### Exercise prompt:
Your task is to retype each line of the data below exactly.

__________________________________________________

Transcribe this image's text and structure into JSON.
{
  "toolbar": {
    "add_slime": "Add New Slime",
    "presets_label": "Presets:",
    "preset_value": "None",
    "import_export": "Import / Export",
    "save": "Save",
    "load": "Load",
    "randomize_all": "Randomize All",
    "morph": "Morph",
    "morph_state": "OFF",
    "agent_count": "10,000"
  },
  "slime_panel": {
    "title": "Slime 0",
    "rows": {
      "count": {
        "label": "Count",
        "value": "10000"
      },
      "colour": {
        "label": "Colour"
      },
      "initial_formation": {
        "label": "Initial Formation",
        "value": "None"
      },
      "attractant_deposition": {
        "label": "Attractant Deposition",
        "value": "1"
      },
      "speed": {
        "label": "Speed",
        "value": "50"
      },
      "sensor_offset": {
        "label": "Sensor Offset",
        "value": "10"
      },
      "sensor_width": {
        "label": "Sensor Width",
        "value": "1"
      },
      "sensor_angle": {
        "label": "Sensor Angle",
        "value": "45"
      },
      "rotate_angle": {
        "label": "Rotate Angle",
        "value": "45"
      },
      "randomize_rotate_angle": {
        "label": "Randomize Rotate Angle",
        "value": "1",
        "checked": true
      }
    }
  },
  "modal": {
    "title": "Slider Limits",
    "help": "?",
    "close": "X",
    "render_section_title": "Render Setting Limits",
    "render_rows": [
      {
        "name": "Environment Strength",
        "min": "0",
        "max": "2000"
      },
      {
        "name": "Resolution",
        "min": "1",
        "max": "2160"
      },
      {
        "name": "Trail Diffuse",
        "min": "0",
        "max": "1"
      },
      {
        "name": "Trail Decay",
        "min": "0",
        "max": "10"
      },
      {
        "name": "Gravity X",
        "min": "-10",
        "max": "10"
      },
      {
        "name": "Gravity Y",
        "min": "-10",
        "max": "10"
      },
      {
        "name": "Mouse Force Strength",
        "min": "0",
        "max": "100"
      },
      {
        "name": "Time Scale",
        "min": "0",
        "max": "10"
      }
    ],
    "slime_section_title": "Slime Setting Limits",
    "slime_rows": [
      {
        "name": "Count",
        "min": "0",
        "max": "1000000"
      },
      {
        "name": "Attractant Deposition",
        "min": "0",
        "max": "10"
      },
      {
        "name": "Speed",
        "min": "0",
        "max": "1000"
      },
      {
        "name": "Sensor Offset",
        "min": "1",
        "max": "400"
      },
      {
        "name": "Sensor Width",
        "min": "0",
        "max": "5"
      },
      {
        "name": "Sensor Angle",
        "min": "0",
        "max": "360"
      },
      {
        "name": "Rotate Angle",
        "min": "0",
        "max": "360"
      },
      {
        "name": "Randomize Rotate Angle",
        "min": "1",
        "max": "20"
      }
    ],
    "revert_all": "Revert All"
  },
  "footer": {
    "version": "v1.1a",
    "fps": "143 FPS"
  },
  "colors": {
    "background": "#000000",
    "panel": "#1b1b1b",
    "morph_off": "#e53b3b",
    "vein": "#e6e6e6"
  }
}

__________________________________________________

### The answer:
Transcribe this image's text and structure into JSON.
{
  "toolbar": {
    "add_slime": "Add New Slime",
    "presets_label": "Presets:",
    "preset_value": "None",
    "import_export": "Import / Export",
    "save": "Save",
    "load": "Load",
    "randomize_all": "Randomize All",
    "morph": "Morph",
    "morph_state": "OFF",
    "agent_count": "10,000"
  },
  "slime_panel": {
    "title": "Slime 0",
    "rows": {
      "count": {
        "label": "Count",
        "value": "10000"
      },
      "colour": {
        "label": "Colour"
      },
      "initial_formation": {
        "label": "Initial Formation",
        "value": "None"
      },
      "attractant_deposition": {
        "label": "Attractant Deposition",
        "value": "1"
      },
      "speed": {
        "label": "Speed",
        "value": "50"
      },
      "sensor_offset": {
        "label": "Sensor Offset",
        "value": "10"
      },
      "sensor_width": {
        "label": "Sensor Width",
        "value": "1"
      },
      "sensor_angle": {
        "label": "Sensor Angle",
        "value": "45"
      },
      "rotate_angle": {
        "label": "Rotate Angle",
        "value": "45"
      },
      "randomize_rotate_angle": {
        "label": "Randomize Rotate Angle",
        "value": "1",
        "checked": true
      }
    }
  },
  "modal": {
    "title": "Slider Limits",
    "help": "?",
    "close": "X",
    "render_section_title": "Render Setting Limits",
    "render_rows": [
      {
        "name": "Environment Strength",
        "min": "0",
        "max": "2000"
      },
      {
        "name": "Resolution",
        "min": "1",
        "max": "2160"
      },
      {
        "name": "Trail Diffuse",
        "min": "0",
        "max": "1"
      },
      {
        "name": "Trail Decay",
        "min": "0",
        "max": "10"
      },
      {
        "name": "Gravity X",
        "min": "-10",
        "max": "10"
      },
      {
        "name": "Gravity Y",
        "min": "-10",
        "max": "10"
      },
      {
        "name": "Mouse Force Strength",
        "min": "0",
        "max": "100"
      },
      {
        "name": "Time Scale",
        "min": "0",
        "max": "10"
      }
    ],
    "slime_section_title": "Slime Setting Limits",
    "slime_rows": [
      {
        "name": "Count",
        "min": "0",
        "max": "1000000"
      },
      {
        "name": "Attractant Deposition",
        "min": "0",
        "max": "10"
      },
      {
        "name": "Speed",
        "min": "0",
        "max": "1000"
      },
      {
        "name": "Sensor Offset",
        "min": "1",
        "max": "400"
      },
      {
        "name": "Sensor Width",
        "min": "0",
        "max": "5"
      },
      {
        "name": "Sensor Angle",
        "min": "0",
        "max": "360"
      },
      {
        "name": "Rotate Angle",
        "min": "0",
        "max": "360"
      },
      {
        "name": "Randomize Rotate Angle",
        "min": "1",
        "max": "20"
      }
    ],
    "revert_all": "Revert All"
  },
  "footer": {
    "version": "v1.1a",
    "fps": "143 FPS"
  },
  "colors": {
    "background": "#000000",
    "panel": "#1b1b1b",
    "morph_off": "#e53b3b",
    "vein": "#e6e6e6"
  }
}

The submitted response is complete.